▸ Data shown
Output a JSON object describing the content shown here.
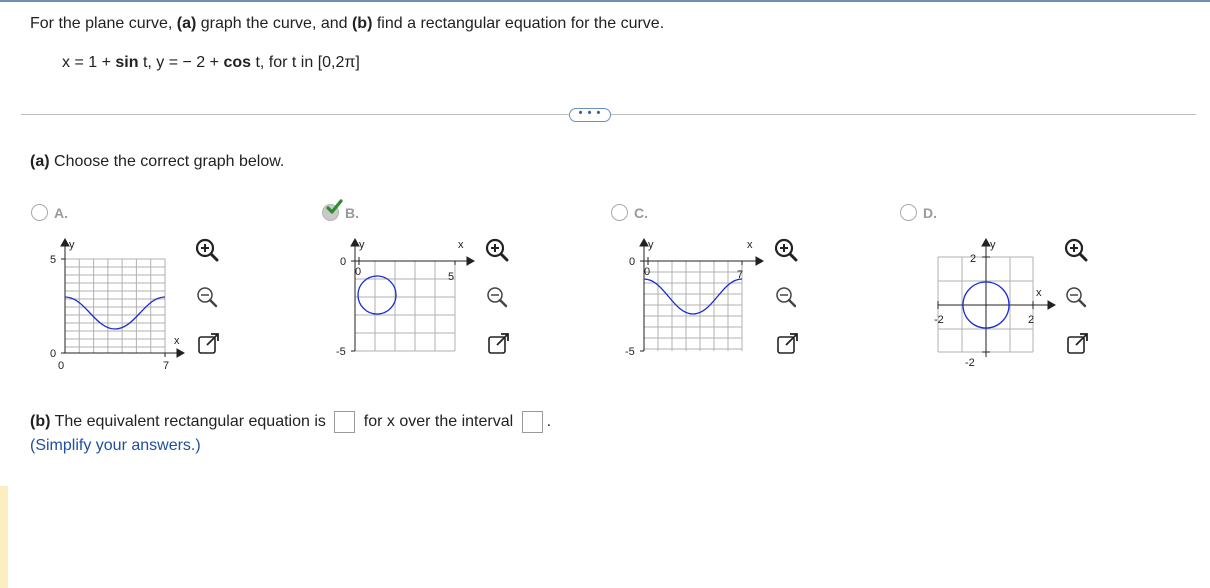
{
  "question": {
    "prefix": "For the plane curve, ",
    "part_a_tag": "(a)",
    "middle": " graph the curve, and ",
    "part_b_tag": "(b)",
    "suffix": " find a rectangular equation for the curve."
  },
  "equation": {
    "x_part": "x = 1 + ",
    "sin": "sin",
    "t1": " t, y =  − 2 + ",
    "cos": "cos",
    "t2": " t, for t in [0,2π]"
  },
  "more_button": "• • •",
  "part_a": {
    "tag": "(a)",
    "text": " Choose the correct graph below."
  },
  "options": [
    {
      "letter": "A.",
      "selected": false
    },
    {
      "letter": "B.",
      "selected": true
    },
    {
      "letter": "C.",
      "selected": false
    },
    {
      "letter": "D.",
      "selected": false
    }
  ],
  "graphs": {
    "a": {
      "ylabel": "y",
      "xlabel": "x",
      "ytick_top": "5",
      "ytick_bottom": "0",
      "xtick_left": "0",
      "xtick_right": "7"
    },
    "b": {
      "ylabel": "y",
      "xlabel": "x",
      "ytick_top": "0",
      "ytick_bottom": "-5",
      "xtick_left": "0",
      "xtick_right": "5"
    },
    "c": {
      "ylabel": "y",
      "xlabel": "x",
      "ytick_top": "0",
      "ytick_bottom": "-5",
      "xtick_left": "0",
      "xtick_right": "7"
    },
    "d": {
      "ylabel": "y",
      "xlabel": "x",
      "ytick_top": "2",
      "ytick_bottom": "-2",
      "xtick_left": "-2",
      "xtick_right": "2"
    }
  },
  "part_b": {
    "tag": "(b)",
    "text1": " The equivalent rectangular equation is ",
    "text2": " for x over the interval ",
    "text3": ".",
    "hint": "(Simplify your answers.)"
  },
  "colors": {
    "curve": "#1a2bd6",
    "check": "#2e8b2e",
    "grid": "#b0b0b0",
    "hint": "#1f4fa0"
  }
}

▸ Work required
Quote in full the listing given above; the images are to be left out.

▸ The completed task
Output a JSON object describing the content shown here.
{
  "question": {
    "prefix": "For the plane curve, ",
    "part_a_tag": "(a)",
    "middle": " graph the curve, and ",
    "part_b_tag": "(b)",
    "suffix": " find a rectangular equation for the curve."
  },
  "equation": {
    "x_part": "x = 1 + ",
    "sin": "sin",
    "t1": " t, y =  − 2 + ",
    "cos": "cos",
    "t2": " t, for t in [0,2π]"
  },
  "more_button": "• • •",
  "part_a": {
    "tag": "(a)",
    "text": " Choose the correct graph below."
  },
  "options": [
    {
      "letter": "A.",
      "selected": false
    },
    {
      "letter": "B.",
      "selected": true
    },
    {
      "letter": "C.",
      "selected": false
    },
    {
      "letter": "D.",
      "selected": false
    }
  ],
  "graphs": {
    "a": {
      "ylabel": "y",
      "xlabel": "x",
      "ytick_top": "5",
      "ytick_bottom": "0",
      "xtick_left": "0",
      "xtick_right": "7"
    },
    "b": {
      "ylabel": "y",
      "xlabel": "x",
      "ytick_top": "0",
      "ytick_bottom": "-5",
      "xtick_left": "0",
      "xtick_right": "5"
    },
    "c": {
      "ylabel": "y",
      "xlabel": "x",
      "ytick_top": "0",
      "ytick_bottom": "-5",
      "xtick_left": "0",
      "xtick_right": "7"
    },
    "d": {
      "ylabel": "y",
      "xlabel": "x",
      "ytick_top": "2",
      "ytick_bottom": "-2",
      "xtick_left": "-2",
      "xtick_right": "2"
    }
  },
  "part_b": {
    "tag": "(b)",
    "text1": " The equivalent rectangular equation is ",
    "text2": " for x over the interval ",
    "text3": ".",
    "hint": "(Simplify your answers.)"
  },
  "colors": {
    "curve": "#1a2bd6",
    "check": "#2e8b2e",
    "grid": "#b0b0b0",
    "hint": "#1f4fa0"
  }
}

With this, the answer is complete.